* [EXERCISE]: Collect every line below that contains the word "screenshot".

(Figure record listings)
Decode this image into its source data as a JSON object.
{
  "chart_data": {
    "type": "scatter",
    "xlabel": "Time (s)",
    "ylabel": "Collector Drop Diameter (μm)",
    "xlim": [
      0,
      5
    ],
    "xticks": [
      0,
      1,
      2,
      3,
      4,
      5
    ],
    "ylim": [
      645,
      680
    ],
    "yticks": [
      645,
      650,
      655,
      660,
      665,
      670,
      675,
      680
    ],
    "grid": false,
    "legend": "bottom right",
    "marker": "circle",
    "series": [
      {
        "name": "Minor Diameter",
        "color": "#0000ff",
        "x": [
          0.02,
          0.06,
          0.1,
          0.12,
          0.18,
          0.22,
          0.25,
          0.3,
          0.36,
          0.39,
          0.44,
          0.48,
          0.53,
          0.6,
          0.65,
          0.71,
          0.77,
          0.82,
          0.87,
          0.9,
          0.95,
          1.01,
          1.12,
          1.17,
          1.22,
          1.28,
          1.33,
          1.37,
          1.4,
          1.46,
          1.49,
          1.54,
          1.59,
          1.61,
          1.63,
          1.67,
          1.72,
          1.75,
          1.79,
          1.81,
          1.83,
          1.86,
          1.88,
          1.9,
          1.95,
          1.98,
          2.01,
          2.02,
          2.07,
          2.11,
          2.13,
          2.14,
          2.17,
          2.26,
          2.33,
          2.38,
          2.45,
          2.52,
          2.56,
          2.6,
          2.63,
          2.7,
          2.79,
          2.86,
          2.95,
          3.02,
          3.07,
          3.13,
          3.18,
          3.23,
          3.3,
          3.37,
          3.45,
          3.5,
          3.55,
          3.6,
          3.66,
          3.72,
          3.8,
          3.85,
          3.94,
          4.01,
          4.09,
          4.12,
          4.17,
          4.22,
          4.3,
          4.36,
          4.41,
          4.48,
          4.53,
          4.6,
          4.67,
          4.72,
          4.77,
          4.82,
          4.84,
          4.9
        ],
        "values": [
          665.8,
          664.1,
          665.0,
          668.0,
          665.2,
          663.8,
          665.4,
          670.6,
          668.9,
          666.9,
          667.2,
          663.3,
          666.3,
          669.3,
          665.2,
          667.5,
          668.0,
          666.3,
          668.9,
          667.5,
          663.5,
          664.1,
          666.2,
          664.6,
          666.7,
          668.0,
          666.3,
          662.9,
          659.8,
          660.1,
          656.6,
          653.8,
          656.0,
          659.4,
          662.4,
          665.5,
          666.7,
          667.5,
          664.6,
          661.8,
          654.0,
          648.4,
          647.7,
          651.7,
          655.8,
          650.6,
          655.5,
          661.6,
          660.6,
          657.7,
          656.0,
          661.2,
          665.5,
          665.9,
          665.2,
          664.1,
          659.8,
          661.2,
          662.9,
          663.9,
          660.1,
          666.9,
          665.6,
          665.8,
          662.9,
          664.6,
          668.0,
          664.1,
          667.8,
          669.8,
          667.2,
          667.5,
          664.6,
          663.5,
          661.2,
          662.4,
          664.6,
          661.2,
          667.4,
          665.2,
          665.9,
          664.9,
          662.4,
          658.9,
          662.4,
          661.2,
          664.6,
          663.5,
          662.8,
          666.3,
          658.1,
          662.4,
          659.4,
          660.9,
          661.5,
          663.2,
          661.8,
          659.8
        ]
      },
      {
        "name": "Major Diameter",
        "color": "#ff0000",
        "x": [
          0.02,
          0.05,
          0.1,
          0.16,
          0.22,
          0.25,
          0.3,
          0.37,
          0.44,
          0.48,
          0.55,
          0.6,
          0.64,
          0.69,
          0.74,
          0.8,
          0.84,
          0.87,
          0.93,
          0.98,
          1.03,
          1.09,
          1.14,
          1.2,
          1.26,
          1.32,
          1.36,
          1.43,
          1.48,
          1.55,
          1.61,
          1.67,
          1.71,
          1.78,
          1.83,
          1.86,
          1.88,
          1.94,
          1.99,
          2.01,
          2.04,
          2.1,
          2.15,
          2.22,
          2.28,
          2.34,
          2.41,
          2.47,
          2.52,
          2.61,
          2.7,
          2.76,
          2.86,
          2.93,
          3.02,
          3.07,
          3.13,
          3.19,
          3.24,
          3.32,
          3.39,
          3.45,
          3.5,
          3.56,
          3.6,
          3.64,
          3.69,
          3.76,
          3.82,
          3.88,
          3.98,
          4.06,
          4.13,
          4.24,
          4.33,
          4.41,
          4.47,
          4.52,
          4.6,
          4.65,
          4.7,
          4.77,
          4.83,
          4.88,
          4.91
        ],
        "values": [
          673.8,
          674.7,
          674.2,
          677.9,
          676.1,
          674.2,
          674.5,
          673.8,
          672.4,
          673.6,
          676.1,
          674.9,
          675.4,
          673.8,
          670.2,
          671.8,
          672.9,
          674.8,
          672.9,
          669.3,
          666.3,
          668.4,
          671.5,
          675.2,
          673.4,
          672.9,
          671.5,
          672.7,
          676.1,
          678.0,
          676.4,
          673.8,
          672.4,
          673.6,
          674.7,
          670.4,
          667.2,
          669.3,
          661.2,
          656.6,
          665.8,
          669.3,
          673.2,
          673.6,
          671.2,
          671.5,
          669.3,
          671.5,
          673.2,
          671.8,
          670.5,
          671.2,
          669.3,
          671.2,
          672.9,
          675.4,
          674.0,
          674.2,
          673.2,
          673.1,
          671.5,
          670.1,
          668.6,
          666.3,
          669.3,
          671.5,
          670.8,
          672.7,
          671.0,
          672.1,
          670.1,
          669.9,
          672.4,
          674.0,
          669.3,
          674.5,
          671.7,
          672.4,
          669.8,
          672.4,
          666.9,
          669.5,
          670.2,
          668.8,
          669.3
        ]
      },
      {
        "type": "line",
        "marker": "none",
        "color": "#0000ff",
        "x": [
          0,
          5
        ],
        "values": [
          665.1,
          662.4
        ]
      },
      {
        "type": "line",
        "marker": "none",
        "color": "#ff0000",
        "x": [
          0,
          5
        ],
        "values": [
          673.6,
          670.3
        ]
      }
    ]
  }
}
==
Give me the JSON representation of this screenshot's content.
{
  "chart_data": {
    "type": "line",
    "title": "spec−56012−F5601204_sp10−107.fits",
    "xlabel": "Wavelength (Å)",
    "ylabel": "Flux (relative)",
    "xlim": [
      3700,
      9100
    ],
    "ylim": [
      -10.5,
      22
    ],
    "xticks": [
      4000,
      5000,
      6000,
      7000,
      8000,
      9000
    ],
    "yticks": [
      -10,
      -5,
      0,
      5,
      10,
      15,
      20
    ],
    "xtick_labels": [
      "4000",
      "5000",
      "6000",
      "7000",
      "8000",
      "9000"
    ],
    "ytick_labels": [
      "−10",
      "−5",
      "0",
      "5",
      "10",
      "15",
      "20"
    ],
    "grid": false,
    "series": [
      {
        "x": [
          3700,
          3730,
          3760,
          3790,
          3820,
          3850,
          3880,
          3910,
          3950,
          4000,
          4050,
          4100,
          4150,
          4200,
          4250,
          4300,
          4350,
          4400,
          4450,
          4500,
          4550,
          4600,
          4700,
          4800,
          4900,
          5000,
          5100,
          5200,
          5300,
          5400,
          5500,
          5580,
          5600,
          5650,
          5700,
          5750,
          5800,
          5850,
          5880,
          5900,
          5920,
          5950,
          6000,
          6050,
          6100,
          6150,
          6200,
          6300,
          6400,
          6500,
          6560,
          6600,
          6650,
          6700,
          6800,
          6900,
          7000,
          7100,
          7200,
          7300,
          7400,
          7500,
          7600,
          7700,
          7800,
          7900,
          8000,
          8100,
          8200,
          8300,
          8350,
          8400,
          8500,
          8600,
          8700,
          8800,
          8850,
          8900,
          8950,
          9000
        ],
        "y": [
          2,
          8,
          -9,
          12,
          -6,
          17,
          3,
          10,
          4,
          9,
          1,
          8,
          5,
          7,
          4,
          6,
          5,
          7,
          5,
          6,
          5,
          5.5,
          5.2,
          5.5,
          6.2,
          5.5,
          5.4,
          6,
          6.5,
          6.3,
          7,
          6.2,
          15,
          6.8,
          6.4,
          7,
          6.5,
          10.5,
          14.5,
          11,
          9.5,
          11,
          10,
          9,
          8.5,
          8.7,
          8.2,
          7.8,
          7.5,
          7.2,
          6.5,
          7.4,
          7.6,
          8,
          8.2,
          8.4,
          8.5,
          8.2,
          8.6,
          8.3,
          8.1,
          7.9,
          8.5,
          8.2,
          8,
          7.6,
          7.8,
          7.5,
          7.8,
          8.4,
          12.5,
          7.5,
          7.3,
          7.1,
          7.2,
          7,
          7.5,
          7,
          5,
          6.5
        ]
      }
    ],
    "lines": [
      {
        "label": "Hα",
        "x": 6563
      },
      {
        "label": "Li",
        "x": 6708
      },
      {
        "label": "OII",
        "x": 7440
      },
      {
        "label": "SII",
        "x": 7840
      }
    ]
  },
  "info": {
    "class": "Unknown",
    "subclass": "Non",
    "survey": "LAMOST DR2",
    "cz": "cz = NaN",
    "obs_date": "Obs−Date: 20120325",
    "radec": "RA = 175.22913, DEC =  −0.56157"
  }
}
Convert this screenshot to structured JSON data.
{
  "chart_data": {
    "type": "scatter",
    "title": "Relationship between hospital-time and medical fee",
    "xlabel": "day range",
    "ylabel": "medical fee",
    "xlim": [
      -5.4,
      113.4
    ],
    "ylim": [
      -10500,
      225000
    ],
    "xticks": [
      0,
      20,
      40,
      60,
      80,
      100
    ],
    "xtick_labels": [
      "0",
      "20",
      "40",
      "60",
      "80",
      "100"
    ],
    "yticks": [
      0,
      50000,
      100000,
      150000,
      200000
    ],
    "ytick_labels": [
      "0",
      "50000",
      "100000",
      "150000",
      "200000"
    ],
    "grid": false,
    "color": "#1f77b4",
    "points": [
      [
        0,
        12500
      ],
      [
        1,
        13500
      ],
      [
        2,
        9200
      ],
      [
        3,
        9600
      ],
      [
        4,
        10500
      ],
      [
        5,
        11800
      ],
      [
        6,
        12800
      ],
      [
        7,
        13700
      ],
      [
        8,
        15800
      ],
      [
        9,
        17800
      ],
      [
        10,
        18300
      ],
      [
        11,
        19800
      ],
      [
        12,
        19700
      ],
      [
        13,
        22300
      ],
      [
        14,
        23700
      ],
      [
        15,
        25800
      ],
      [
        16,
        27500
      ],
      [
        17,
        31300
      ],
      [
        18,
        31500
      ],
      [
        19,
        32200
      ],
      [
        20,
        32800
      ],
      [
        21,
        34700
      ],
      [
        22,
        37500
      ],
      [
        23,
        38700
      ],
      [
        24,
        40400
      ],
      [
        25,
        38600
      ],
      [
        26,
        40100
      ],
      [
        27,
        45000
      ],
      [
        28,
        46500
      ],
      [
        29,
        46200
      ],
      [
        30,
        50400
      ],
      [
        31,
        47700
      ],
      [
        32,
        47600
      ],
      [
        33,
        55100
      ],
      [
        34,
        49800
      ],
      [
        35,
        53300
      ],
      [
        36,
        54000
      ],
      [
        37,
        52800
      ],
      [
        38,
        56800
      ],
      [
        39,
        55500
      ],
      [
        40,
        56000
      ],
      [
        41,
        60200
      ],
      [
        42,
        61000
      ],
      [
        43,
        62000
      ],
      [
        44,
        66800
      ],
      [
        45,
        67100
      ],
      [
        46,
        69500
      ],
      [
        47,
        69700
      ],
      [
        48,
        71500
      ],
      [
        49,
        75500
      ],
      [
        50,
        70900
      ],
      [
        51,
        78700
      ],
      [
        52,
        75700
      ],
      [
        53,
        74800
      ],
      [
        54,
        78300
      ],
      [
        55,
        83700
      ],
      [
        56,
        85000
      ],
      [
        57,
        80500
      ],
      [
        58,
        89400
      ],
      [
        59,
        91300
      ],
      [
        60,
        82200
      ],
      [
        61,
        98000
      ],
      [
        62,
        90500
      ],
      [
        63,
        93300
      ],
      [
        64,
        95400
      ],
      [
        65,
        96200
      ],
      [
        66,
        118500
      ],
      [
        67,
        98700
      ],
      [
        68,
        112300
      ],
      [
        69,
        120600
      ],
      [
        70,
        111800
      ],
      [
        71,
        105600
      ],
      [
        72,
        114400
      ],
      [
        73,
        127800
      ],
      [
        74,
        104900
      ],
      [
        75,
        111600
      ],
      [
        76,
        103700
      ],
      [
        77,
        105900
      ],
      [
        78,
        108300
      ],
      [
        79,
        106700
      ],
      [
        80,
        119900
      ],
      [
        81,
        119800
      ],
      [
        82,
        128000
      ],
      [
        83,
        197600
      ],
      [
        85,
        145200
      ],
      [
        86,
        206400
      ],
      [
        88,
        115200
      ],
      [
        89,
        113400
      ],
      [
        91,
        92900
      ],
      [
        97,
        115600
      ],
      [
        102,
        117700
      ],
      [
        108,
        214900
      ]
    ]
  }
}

* [FINAL ANSWER]:
Give me the JSON representation of this screenshot's content.
Convert this screenshot to structured JSON data.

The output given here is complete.